### What is needed
Search the records below for the word "screenshot" and show every line where it occurs.

### Data for this task
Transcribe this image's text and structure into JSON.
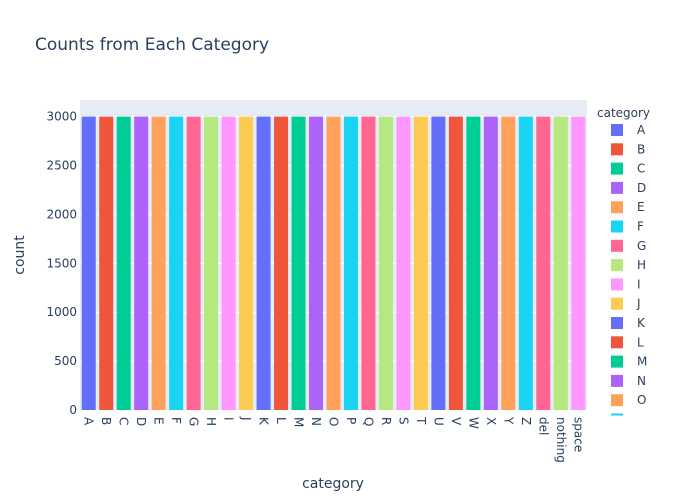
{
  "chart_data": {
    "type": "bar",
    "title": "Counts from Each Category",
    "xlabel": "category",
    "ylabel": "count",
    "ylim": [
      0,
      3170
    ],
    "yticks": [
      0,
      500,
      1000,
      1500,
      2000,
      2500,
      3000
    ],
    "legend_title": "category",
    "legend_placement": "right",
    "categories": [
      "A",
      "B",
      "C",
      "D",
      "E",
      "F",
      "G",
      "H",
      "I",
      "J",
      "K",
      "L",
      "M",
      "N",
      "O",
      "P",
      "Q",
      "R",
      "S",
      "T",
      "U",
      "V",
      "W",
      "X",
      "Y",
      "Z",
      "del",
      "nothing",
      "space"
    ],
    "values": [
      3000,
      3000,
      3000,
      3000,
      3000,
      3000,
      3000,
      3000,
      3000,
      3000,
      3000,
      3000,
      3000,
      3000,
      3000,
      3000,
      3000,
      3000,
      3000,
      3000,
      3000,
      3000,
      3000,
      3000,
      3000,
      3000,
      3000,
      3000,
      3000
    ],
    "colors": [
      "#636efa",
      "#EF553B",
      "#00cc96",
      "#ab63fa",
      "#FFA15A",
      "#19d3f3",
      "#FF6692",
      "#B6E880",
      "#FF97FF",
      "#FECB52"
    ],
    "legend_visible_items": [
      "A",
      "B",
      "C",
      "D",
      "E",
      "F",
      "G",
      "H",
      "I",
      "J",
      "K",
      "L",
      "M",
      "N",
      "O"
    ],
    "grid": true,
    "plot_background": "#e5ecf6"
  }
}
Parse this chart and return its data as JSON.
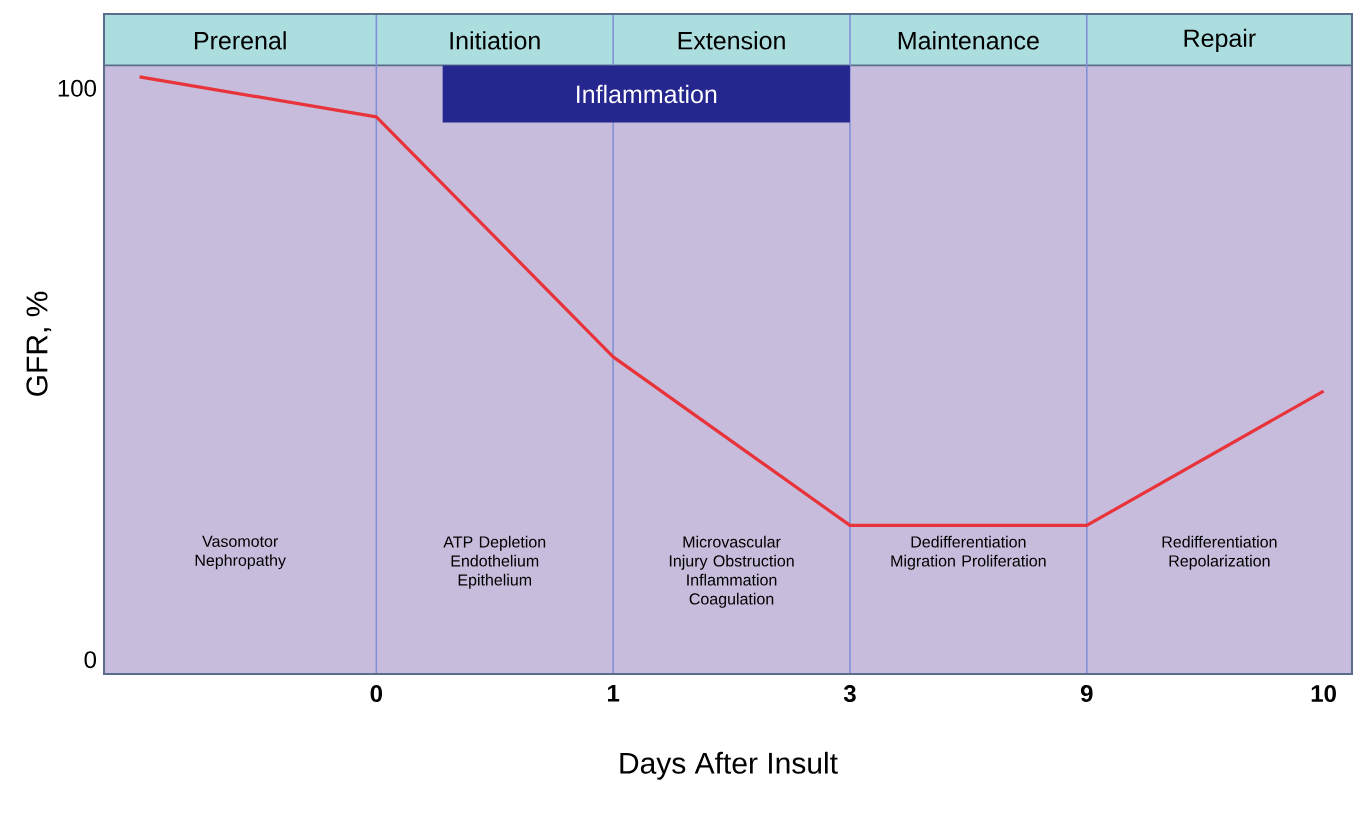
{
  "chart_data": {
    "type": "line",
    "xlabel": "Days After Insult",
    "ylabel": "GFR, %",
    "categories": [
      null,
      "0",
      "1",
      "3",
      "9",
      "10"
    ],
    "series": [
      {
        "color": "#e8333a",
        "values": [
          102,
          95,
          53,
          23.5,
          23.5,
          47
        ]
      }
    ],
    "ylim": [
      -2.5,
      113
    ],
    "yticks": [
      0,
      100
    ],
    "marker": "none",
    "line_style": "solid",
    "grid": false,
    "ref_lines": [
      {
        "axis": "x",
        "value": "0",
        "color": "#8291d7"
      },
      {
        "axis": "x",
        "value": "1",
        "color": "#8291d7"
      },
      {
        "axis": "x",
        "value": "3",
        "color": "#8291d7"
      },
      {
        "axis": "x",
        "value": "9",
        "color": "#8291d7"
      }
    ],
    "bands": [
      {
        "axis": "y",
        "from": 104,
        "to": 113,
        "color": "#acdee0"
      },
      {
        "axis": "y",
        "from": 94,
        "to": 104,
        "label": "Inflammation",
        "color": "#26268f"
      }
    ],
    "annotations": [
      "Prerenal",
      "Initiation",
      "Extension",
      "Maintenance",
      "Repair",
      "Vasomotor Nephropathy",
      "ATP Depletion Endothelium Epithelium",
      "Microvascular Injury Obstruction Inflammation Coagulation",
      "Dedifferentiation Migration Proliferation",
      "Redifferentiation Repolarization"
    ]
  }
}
* * *
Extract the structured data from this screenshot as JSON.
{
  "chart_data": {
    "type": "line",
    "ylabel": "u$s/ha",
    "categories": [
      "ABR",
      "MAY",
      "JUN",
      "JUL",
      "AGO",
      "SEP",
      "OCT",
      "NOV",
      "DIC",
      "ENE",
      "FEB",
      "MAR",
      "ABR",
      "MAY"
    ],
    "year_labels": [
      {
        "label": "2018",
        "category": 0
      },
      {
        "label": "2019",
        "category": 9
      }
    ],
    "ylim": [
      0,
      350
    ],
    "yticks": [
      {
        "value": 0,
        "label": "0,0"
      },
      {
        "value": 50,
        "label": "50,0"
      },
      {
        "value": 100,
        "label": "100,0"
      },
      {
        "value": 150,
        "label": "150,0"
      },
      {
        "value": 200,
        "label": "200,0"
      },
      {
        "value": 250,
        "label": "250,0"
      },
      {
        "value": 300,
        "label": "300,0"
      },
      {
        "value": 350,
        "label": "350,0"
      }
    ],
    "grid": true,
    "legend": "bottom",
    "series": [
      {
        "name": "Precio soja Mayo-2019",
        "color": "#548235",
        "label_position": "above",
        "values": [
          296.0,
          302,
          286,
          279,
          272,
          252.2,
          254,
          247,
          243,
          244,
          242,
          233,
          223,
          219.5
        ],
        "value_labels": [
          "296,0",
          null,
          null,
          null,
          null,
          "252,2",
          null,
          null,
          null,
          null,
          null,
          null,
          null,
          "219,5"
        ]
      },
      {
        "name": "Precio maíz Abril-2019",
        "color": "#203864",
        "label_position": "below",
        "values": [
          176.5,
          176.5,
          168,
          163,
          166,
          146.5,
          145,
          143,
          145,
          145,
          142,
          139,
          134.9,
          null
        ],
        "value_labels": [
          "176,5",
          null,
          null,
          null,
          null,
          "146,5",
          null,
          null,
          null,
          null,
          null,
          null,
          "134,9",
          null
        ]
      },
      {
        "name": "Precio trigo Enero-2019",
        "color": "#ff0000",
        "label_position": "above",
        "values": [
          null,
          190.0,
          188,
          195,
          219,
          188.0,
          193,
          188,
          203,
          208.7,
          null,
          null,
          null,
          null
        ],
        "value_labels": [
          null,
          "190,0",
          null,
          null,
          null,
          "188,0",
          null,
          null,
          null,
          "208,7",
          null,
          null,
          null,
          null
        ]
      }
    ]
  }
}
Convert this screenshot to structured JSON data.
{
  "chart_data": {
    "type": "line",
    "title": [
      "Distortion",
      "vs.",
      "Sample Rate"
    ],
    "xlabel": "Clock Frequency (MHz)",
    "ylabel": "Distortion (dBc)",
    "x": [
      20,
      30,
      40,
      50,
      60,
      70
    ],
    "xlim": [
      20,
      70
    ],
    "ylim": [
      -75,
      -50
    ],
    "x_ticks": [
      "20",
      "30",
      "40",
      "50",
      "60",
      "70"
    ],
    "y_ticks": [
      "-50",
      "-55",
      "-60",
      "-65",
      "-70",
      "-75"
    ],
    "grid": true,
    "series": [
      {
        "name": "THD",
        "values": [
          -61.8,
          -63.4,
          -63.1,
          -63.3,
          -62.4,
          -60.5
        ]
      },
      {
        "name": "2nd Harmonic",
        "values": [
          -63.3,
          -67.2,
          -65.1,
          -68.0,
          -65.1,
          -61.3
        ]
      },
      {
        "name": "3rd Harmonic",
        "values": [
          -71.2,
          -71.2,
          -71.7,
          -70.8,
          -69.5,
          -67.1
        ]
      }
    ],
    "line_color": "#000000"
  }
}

### Completed task
Extract the structured data from this screenshot as JSON.
Convert this screenshot to structured JSON data.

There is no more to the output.